--- START ---
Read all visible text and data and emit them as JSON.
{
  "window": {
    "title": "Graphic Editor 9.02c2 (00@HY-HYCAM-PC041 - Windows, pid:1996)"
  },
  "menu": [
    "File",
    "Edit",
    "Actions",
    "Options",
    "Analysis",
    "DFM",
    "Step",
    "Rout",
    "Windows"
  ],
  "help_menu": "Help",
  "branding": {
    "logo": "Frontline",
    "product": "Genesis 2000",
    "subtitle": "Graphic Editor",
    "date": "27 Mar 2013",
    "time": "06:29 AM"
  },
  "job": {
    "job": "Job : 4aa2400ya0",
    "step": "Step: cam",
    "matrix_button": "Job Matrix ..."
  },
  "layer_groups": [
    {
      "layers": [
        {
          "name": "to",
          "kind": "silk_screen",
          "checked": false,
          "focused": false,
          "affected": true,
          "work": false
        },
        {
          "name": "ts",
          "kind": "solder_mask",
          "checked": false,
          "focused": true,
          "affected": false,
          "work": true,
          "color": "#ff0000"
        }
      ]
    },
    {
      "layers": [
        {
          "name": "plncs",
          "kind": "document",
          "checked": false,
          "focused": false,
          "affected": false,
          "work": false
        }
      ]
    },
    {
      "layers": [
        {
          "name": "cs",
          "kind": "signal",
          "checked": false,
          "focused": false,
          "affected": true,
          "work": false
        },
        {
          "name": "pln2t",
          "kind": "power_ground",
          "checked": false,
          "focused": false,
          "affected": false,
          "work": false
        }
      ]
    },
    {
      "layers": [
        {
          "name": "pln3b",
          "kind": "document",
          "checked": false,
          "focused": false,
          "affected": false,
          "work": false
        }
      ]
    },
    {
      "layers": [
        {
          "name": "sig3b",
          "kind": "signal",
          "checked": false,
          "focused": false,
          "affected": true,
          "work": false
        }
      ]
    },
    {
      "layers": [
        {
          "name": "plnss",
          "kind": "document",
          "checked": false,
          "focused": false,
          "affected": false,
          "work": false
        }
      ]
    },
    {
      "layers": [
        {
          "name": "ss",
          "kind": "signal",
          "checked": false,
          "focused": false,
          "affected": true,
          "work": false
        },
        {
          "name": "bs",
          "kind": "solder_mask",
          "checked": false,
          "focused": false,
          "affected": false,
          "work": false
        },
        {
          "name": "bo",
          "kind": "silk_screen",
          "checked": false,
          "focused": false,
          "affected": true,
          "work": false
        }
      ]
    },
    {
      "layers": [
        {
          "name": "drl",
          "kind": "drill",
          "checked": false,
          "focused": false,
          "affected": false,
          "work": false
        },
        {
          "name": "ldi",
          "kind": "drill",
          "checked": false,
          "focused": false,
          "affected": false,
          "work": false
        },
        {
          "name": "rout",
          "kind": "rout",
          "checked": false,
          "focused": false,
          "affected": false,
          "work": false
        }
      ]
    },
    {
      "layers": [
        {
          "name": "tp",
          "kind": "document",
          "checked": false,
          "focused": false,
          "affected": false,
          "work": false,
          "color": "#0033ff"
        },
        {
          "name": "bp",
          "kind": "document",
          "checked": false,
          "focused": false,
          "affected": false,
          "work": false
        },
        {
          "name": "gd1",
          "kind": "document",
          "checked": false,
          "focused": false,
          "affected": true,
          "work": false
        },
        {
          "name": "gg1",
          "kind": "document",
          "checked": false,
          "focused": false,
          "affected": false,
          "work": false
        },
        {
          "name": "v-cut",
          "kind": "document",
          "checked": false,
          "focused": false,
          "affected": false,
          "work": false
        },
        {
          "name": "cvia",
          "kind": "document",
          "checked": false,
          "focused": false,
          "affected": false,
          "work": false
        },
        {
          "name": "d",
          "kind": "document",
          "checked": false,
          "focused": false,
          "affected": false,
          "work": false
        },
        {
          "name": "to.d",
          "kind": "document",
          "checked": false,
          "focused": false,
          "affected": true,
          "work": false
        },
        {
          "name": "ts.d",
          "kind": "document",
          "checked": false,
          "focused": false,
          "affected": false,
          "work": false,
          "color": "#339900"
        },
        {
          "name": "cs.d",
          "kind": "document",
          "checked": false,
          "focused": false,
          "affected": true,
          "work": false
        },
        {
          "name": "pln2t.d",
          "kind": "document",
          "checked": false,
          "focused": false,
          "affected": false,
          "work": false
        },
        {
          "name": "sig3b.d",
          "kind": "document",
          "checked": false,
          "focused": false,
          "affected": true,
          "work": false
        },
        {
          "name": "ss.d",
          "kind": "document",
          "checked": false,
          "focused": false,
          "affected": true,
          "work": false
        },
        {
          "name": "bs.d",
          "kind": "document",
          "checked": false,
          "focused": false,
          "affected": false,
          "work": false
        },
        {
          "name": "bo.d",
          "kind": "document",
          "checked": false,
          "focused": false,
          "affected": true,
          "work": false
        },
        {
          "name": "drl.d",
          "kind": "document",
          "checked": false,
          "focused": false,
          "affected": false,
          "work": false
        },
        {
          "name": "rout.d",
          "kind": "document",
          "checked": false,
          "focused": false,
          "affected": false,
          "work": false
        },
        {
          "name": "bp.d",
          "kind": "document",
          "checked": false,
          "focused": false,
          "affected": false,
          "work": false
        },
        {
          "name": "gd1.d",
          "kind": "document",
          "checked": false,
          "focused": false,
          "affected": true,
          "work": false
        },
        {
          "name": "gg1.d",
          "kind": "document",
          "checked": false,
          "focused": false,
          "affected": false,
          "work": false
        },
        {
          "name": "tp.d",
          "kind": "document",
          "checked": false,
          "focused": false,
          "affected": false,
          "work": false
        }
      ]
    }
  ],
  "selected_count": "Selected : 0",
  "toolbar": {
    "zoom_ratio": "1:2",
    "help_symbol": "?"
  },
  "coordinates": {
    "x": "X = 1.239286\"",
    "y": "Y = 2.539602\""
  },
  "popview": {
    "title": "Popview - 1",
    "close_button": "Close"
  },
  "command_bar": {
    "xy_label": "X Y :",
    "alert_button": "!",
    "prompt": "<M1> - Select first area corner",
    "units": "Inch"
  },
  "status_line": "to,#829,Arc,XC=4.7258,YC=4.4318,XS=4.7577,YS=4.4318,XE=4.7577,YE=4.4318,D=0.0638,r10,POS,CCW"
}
--- END ---
Copy the whole listing once more, exactly.

- ANSWER FOR THE TASK
Read all visible text and data and emit them as JSON.
{
  "window": {
    "title": "Graphic Editor 9.02c2 (00@HY-HYCAM-PC041 - Windows, pid:1996)"
  },
  "menu": [
    "File",
    "Edit",
    "Actions",
    "Options",
    "Analysis",
    "DFM",
    "Step",
    "Rout",
    "Windows"
  ],
  "help_menu": "Help",
  "branding": {
    "logo": "Frontline",
    "product": "Genesis 2000",
    "subtitle": "Graphic Editor",
    "date": "27 Mar 2013",
    "time": "06:29 AM"
  },
  "job": {
    "job": "Job : 4aa2400ya0",
    "step": "Step: cam",
    "matrix_button": "Job Matrix ..."
  },
  "layer_groups": [
    {
      "layers": [
        {
          "name": "to",
          "kind": "silk_screen",
          "checked": false,
          "focused": false,
          "affected": true,
          "work": false
        },
        {
          "name": "ts",
          "kind": "solder_mask",
          "checked": false,
          "focused": true,
          "affected": false,
          "work": true,
          "color": "#ff0000"
        }
      ]
    },
    {
      "layers": [
        {
          "name": "plncs",
          "kind": "document",
          "checked": false,
          "focused": false,
          "affected": false,
          "work": false
        }
      ]
    },
    {
      "layers": [
        {
          "name": "cs",
          "kind": "signal",
          "checked": false,
          "focused": false,
          "affected": true,
          "work": false
        },
        {
          "name": "pln2t",
          "kind": "power_ground",
          "checked": false,
          "focused": false,
          "affected": false,
          "work": false
        }
      ]
    },
    {
      "layers": [
        {
          "name": "pln3b",
          "kind": "document",
          "checked": false,
          "focused": false,
          "affected": false,
          "work": false
        }
      ]
    },
    {
      "layers": [
        {
          "name": "sig3b",
          "kind": "signal",
          "checked": false,
          "focused": false,
          "affected": true,
          "work": false
        }
      ]
    },
    {
      "layers": [
        {
          "name": "plnss",
          "kind": "document",
          "checked": false,
          "focused": false,
          "affected": false,
          "work": false
        }
      ]
    },
    {
      "layers": [
        {
          "name": "ss",
          "kind": "signal",
          "checked": false,
          "focused": false,
          "affected": true,
          "work": false
        },
        {
          "name": "bs",
          "kind": "solder_mask",
          "checked": false,
          "focused": false,
          "affected": false,
          "work": false
        },
        {
          "name": "bo",
          "kind": "silk_screen",
          "checked": false,
          "focused": false,
          "affected": true,
          "work": false
        }
      ]
    },
    {
      "layers": [
        {
          "name": "drl",
          "kind": "drill",
          "checked": false,
          "focused": false,
          "affected": false,
          "work": false
        },
        {
          "name": "ldi",
          "kind": "drill",
          "checked": false,
          "focused": false,
          "affected": false,
          "work": false
        },
        {
          "name": "rout",
          "kind": "rout",
          "checked": false,
          "focused": false,
          "affected": false,
          "work": false
        }
      ]
    },
    {
      "layers": [
        {
          "name": "tp",
          "kind": "document",
          "checked": false,
          "focused": false,
          "affected": false,
          "work": false,
          "color": "#0033ff"
        },
        {
          "name": "bp",
          "kind": "document",
          "checked": false,
          "focused": false,
          "affected": false,
          "work": false
        },
        {
          "name": "gd1",
          "kind": "document",
          "checked": false,
          "focused": false,
          "affected": true,
          "work": false
        },
        {
          "name": "gg1",
          "kind": "document",
          "checked": false,
          "focused": false,
          "affected": false,
          "work": false
        },
        {
          "name": "v-cut",
          "kind": "document",
          "checked": false,
          "focused": false,
          "affected": false,
          "work": false
        },
        {
          "name": "cvia",
          "kind": "document",
          "checked": false,
          "focused": false,
          "affected": false,
          "work": false
        },
        {
          "name": "d",
          "kind": "document",
          "checked": false,
          "focused": false,
          "affected": false,
          "work": false
        },
        {
          "name": "to.d",
          "kind": "document",
          "checked": false,
          "focused": false,
          "affected": true,
          "work": false
        },
        {
          "name": "ts.d",
          "kind": "document",
          "checked": false,
          "focused": false,
          "affected": false,
          "work": false,
          "color": "#339900"
        },
        {
          "name": "cs.d",
          "kind": "document",
          "checked": false,
          "focused": false,
          "affected": true,
          "work": false
        },
        {
          "name": "pln2t.d",
          "kind": "document",
          "checked": false,
          "focused": false,
          "affected": false,
          "work": false
        },
        {
          "name": "sig3b.d",
          "kind": "document",
          "checked": false,
          "focused": false,
          "affected": true,
          "work": false
        },
        {
          "name": "ss.d",
          "kind": "document",
          "checked": false,
          "focused": false,
          "affected": true,
          "work": false
        },
        {
          "name": "bs.d",
          "kind": "document",
          "checked": false,
          "focused": false,
          "affected": false,
          "work": false
        },
        {
          "name": "bo.d",
          "kind": "document",
          "checked": false,
          "focused": false,
          "affected": true,
          "work": false
        },
        {
          "name": "drl.d",
          "kind": "document",
          "checked": false,
          "focused": false,
          "affected": false,
          "work": false
        },
        {
          "name": "rout.d",
          "kind": "document",
          "checked": false,
          "focused": false,
          "affected": false,
          "work": false
        },
        {
          "name": "bp.d",
          "kind": "document",
          "checked": false,
          "focused": false,
          "affected": false,
          "work": false
        },
        {
          "name": "gd1.d",
          "kind": "document",
          "checked": false,
          "focused": false,
          "affected": true,
          "work": false
        },
        {
          "name": "gg1.d",
          "kind": "document",
          "checked": false,
          "focused": false,
          "affected": false,
          "work": false
        },
        {
          "name": "tp.d",
          "kind": "document",
          "checked": false,
          "focused": false,
          "affected": false,
          "work": false
        }
      ]
    }
  ],
  "selected_count": "Selected : 0",
  "toolbar": {
    "zoom_ratio": "1:2",
    "help_symbol": "?"
  },
  "coordinates": {
    "x": "X = 1.239286\"",
    "y": "Y = 2.539602\""
  },
  "popview": {
    "title": "Popview - 1",
    "close_button": "Close"
  },
  "command_bar": {
    "xy_label": "X Y :",
    "alert_button": "!",
    "prompt": "<M1> - Select first area corner",
    "units": "Inch"
  },
  "status_line": "to,#829,Arc,XC=4.7258,YC=4.4318,XS=4.7577,YS=4.4318,XE=4.7577,YE=4.4318,D=0.0638,r10,POS,CCW"
}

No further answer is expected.